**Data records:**
####################

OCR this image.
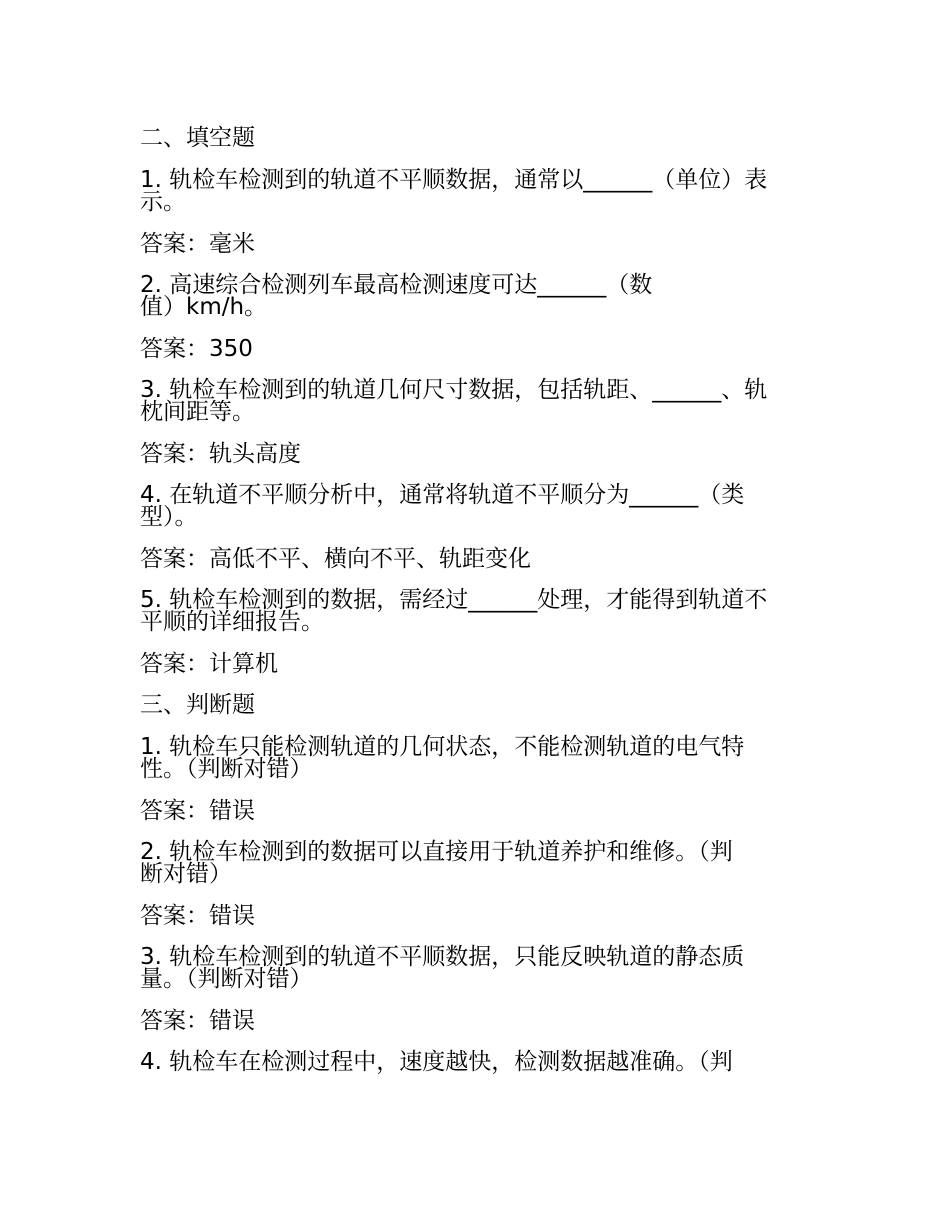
二、填空题
1. 轨检车检测到的轨道不平顺数据，通常以______（单位）表
示。
答案：毫米
2. 高速综合检测列车最高检测速度可达______（数
值）km/h。
答案：350
3. 轨检车检测到的轨道几何尺寸数据，包括轨距、______、轨
枕间距等。
答案：轨头高度
4. 在轨道不平顺分析中，通常将轨道不平顺分为______（类
型）。
答案：高低不平、横向不平、轨距变化
5. 轨检车检测到的数据，需经过______处理，才能得到轨道不
平顺的详细报告。
答案：计算机
三、判断题
1. 轨检车只能检测轨道的几何状态，不能检测轨道的电气特
性。（判断对错）
答案：错误
2. 轨检车检测到的数据可以直接用于轨道养护和维修。（判
断对错）
答案：错误
3. 轨检车检测到的轨道不平顺数据，只能反映轨道的静态质
量。（判断对错）
答案：错误
4. 轨检车在检测过程中，速度越快，检测数据越准确。（判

####################

**GOAL OF THE EXERCISE:**
Omit every picture while copying the listing above exactly.

**RESULT OF THIS TASK:**
OCR this image.
二、填空题
1. 轨检车检测到的轨道不平顺数据，通常以______（单位）表
示。
答案：毫米
2. 高速综合检测列车最高检测速度可达______（数
值）km/h。
答案：350
3. 轨检车检测到的轨道几何尺寸数据，包括轨距、______、轨
枕间距等。
答案：轨头高度
4. 在轨道不平顺分析中，通常将轨道不平顺分为______（类
型）。
答案：高低不平、横向不平、轨距变化
5. 轨检车检测到的数据，需经过______处理，才能得到轨道不
平顺的详细报告。
答案：计算机
三、判断题
1. 轨检车只能检测轨道的几何状态，不能检测轨道的电气特
性。（判断对错）
答案：错误
2. 轨检车检测到的数据可以直接用于轨道养护和维修。（判
断对错）
答案：错误
3. 轨检车检测到的轨道不平顺数据，只能反映轨道的静态质
量。（判断对错）
答案：错误
4. 轨检车在检测过程中，速度越快，检测数据越准确。（判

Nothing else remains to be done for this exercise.